BRIEF: Present every line in which the string "janvier" appears.

___ DATA LISTING

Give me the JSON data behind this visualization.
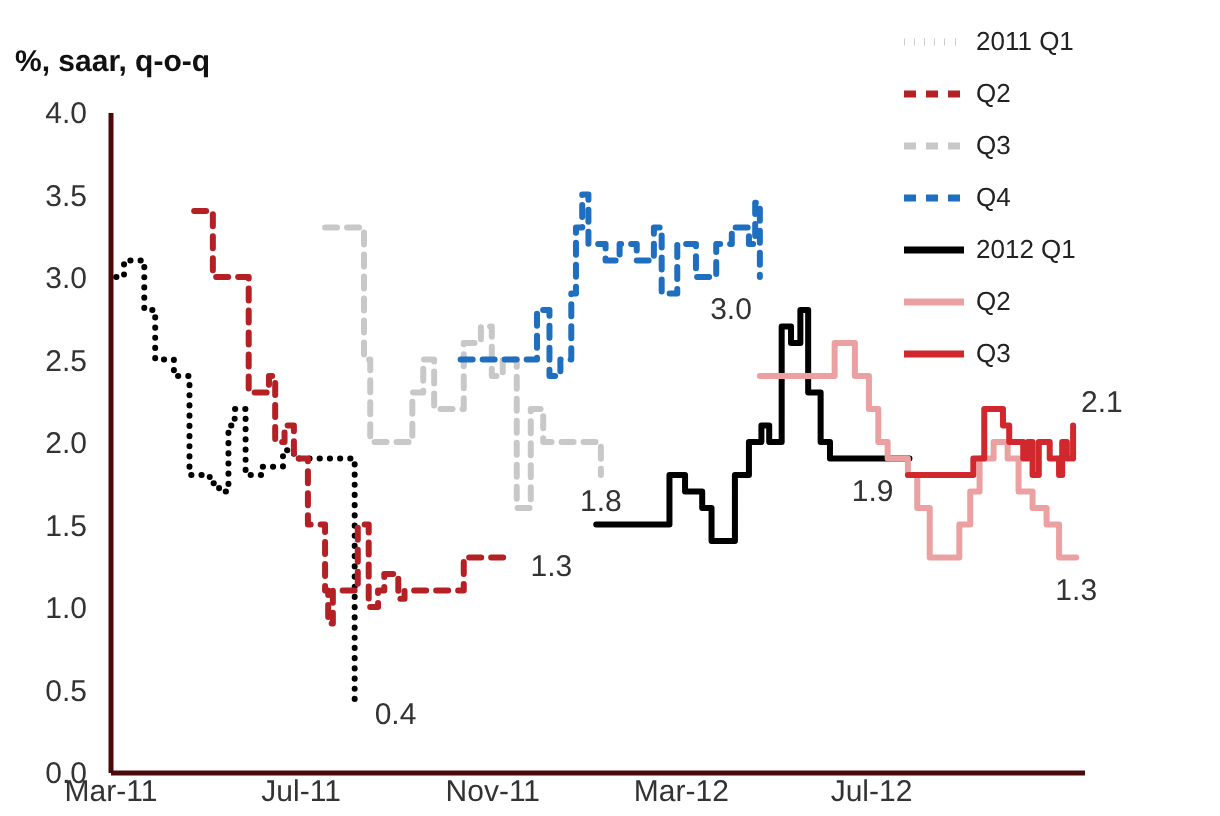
{
  "chart_data": {
    "type": "step",
    "ylabel": "%, saar, q-o-q",
    "xlim": [
      "2011-03-01",
      "2012-11-15"
    ],
    "xticks": [
      {
        "value": "2011-03-01",
        "label": "Mar-11"
      },
      {
        "value": "2011-07-01",
        "label": "Jul-11"
      },
      {
        "value": "2011-11-01",
        "label": "Nov-11"
      },
      {
        "value": "2012-03-01",
        "label": "Mar-12"
      },
      {
        "value": "2012-07-01",
        "label": "Jul-12"
      }
    ],
    "ylim": [
      0,
      4
    ],
    "yticks": [
      {
        "value": 0,
        "label": "0.0"
      },
      0.5,
      {
        "value": 1,
        "label": "1.0"
      },
      1.5,
      {
        "value": 2,
        "label": "2.0"
      },
      2.5,
      {
        "value": 3,
        "label": "3.0"
      },
      3.5,
      {
        "value": 4,
        "label": "4.0"
      }
    ],
    "grid": false,
    "legend": "top right",
    "marker": "none",
    "series": [
      {
        "name": "2011 Q1",
        "color": "#000000",
        "line_style": "dotted",
        "x": [
          "2011-03-05",
          "2011-03-10",
          "2011-03-23",
          "2011-03-30",
          "2011-04-11",
          "2011-04-21",
          "2011-05-04",
          "2011-05-10",
          "2011-05-16",
          "2011-05-20",
          "2011-05-27",
          "2011-06-06",
          "2011-06-20",
          "2011-06-27",
          "2011-08-03",
          "2011-08-05"
        ],
        "values": [
          3.0,
          3.1,
          2.8,
          2.5,
          2.4,
          1.8,
          1.75,
          1.7,
          2.1,
          2.2,
          1.8,
          1.85,
          1.95,
          1.9,
          1.9,
          0.4
        ]
      },
      {
        "name": "Q2",
        "color": "#b52025",
        "line_style": "dashed",
        "x": [
          "2011-04-24",
          "2011-05-06",
          "2011-05-29",
          "2011-06-11",
          "2011-06-15",
          "2011-06-21",
          "2011-06-27",
          "2011-07-06",
          "2011-07-17",
          "2011-07-19",
          "2011-07-22",
          "2011-07-25",
          "2011-08-07",
          "2011-08-14",
          "2011-08-20",
          "2011-08-24",
          "2011-09-02",
          "2011-09-06",
          "2011-09-18",
          "2011-10-14",
          "2011-11-13"
        ],
        "values": [
          3.4,
          3.0,
          2.3,
          2.4,
          2.0,
          2.1,
          1.9,
          1.5,
          1.1,
          0.9,
          1.1,
          1.1,
          1.5,
          1.0,
          1.1,
          1.2,
          1.05,
          1.1,
          1.1,
          1.3,
          1.3
        ]
      },
      {
        "name": "Q3",
        "color": "#c8c8c8",
        "line_style": "dashed",
        "x": [
          "2011-07-17",
          "2011-08-11",
          "2011-08-15",
          "2011-09-11",
          "2011-09-18",
          "2011-09-25",
          "2011-10-14",
          "2011-10-25",
          "2011-11-01",
          "2011-11-08",
          "2011-11-17",
          "2011-11-26",
          "2011-12-04",
          "2011-12-25",
          "2012-01-10"
        ],
        "values": [
          3.3,
          2.5,
          2.0,
          2.3,
          2.5,
          2.2,
          2.6,
          2.7,
          2.4,
          2.5,
          1.6,
          2.2,
          2.0,
          2.0,
          1.8
        ]
      },
      {
        "name": "Q4",
        "color": "#1f6fc0",
        "line_style": "dashed",
        "x": [
          "2011-10-12",
          "2011-11-23",
          "2011-11-30",
          "2011-12-08",
          "2011-12-15",
          "2011-12-22",
          "2011-12-25",
          "2011-12-29",
          "2012-01-02",
          "2012-01-13",
          "2012-01-22",
          "2012-02-02",
          "2012-02-13",
          "2012-02-18",
          "2012-02-28",
          "2012-03-11",
          "2012-03-24",
          "2012-04-03",
          "2012-04-14",
          "2012-04-18",
          "2012-04-21"
        ],
        "values": [
          2.5,
          2.5,
          2.8,
          2.4,
          2.5,
          2.9,
          3.3,
          3.5,
          3.2,
          3.1,
          3.2,
          3.1,
          3.3,
          2.9,
          3.2,
          3.0,
          3.2,
          3.3,
          3.2,
          3.45,
          3.0
        ]
      },
      {
        "name": "2012 Q1",
        "color": "#000000",
        "line_style": "solid",
        "x": [
          "2012-01-07",
          "2012-02-23",
          "2012-03-04",
          "2012-03-15",
          "2012-03-21",
          "2012-04-05",
          "2012-04-14",
          "2012-04-22",
          "2012-04-27",
          "2012-05-05",
          "2012-05-11",
          "2012-05-17",
          "2012-05-22",
          "2012-05-30",
          "2012-06-05",
          "2012-07-26"
        ],
        "values": [
          1.5,
          1.8,
          1.7,
          1.6,
          1.4,
          1.8,
          2.0,
          2.1,
          2.0,
          2.7,
          2.6,
          2.8,
          2.3,
          2.0,
          1.9,
          1.9
        ]
      },
      {
        "name": "Q2",
        "color": "#eba1a1",
        "line_style": "solid",
        "x": [
          "2012-04-21",
          "2012-06-08",
          "2012-06-21",
          "2012-06-30",
          "2012-07-06",
          "2012-07-12",
          "2012-07-25",
          "2012-07-31",
          "2012-08-08",
          "2012-08-27",
          "2012-09-03",
          "2012-09-09",
          "2012-09-18",
          "2012-09-27",
          "2012-10-04",
          "2012-10-13",
          "2012-10-22",
          "2012-10-30",
          "2012-11-10"
        ],
        "values": [
          2.4,
          2.6,
          2.4,
          2.2,
          2.0,
          1.9,
          1.8,
          1.6,
          1.3,
          1.5,
          1.7,
          1.9,
          2.0,
          1.9,
          1.7,
          1.6,
          1.5,
          1.3,
          1.3
        ]
      },
      {
        "name": "Q3",
        "color": "#d0282d",
        "line_style": "solid",
        "x": [
          "2012-07-25",
          "2012-09-05",
          "2012-09-12",
          "2012-09-24",
          "2012-09-28",
          "2012-10-07",
          "2012-10-10",
          "2012-10-13",
          "2012-10-17",
          "2012-10-24",
          "2012-10-30",
          "2012-11-01",
          "2012-11-04",
          "2012-11-08"
        ],
        "values": [
          1.8,
          1.9,
          2.2,
          2.1,
          2.0,
          1.9,
          2.0,
          1.8,
          2.0,
          1.9,
          1.8,
          2.0,
          1.9,
          2.1
        ]
      }
    ],
    "annotations": [
      {
        "text": "0.4",
        "x": "2011-08-05",
        "y": 0.4
      },
      {
        "text": "1.3",
        "x": "2011-11-13",
        "y": 1.3
      },
      {
        "text": "1.8",
        "x": "2012-01-10",
        "y": 1.8
      },
      {
        "text": "3.0",
        "x": "2012-04-21",
        "y": 3.0
      },
      {
        "text": "1.9",
        "x": "2012-07-26",
        "y": 1.9
      },
      {
        "text": "1.3",
        "x": "2012-11-10",
        "y": 1.3
      },
      {
        "text": "2.1",
        "x": "2012-11-08",
        "y": 2.1
      }
    ]
  }
}
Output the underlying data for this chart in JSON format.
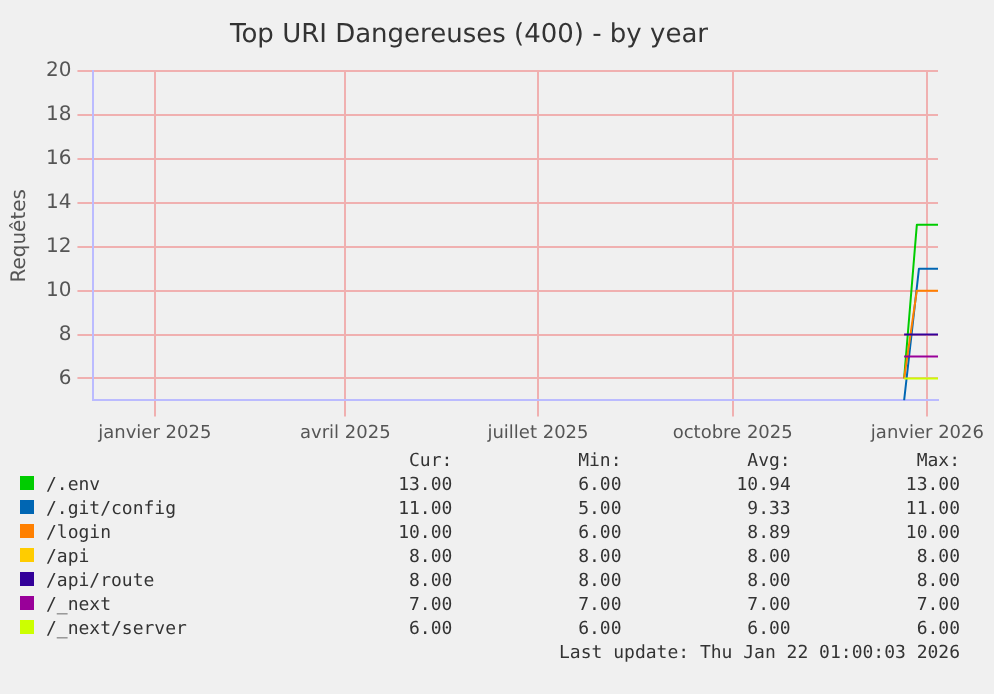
{
  "chart_data": {
    "type": "line",
    "title": "Top URI Dangereuses (400) - by year",
    "ylabel": "Requêtes",
    "xlim": [
      "2024-12-03",
      "2026-01-06"
    ],
    "xticks": [
      {
        "value": "2025-01-01",
        "label": "janvier 2025"
      },
      {
        "value": "2025-04-01",
        "label": "avril 2025"
      },
      {
        "value": "2025-07-01",
        "label": "juillet 2025"
      },
      {
        "value": "2025-10-01",
        "label": "octobre 2025"
      },
      {
        "value": "2026-01-01",
        "label": "janvier 2026"
      }
    ],
    "ylim": [
      5,
      20
    ],
    "yticks": [
      6,
      8,
      10,
      12,
      14,
      16,
      18,
      20
    ],
    "grid": true,
    "legend": "bottom",
    "series": [
      {
        "name": "/.env",
        "color": "#00cc00",
        "x": [
          "2025-12-21",
          "2025-12-27",
          "2026-01-06"
        ],
        "values": [
          6,
          13,
          13
        ]
      },
      {
        "name": "/.git/config",
        "color": "#0066b3",
        "x": [
          "2025-12-21",
          "2025-12-28",
          "2026-01-06"
        ],
        "values": [
          5,
          11,
          11
        ]
      },
      {
        "name": "/login",
        "color": "#ff8000",
        "x": [
          "2025-12-21",
          "2025-12-27",
          "2026-01-06"
        ],
        "values": [
          6,
          10,
          10
        ]
      },
      {
        "name": "/api",
        "color": "#ffcc00"
      },
      {
        "name": "/api/route",
        "color": "#330099",
        "x": [
          "2025-12-21",
          "2026-01-06"
        ],
        "values": [
          8,
          8
        ]
      },
      {
        "name": "/_next",
        "color": "#990099",
        "x": [
          "2025-12-21",
          "2026-01-06"
        ],
        "values": [
          7,
          7
        ]
      },
      {
        "name": "/_next/server",
        "color": "#ccff00",
        "x": [
          "2025-12-21",
          "2026-01-06"
        ],
        "values": [
          6,
          6
        ]
      }
    ],
    "annotations": [
      "Cur:",
      "Min:",
      "Avg:",
      "Max:",
      "13.00",
      "6.00",
      "10.94",
      "13.00",
      "11.00",
      "5.00",
      "9.33",
      "11.00",
      "10.00",
      "6.00",
      "8.89",
      "10.00",
      "8.00",
      "8.00",
      "8.00",
      "8.00",
      "8.00",
      "8.00",
      "8.00",
      "8.00",
      "7.00",
      "7.00",
      "7.00",
      "7.00",
      "6.00",
      "6.00",
      "6.00",
      "6.00",
      "Last update: Thu Jan 22 01:00:03 2026"
    ]
  }
}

______

FINISHED ANSWER:
        "label": "janvier 2025"
        "label": "janvier 2026"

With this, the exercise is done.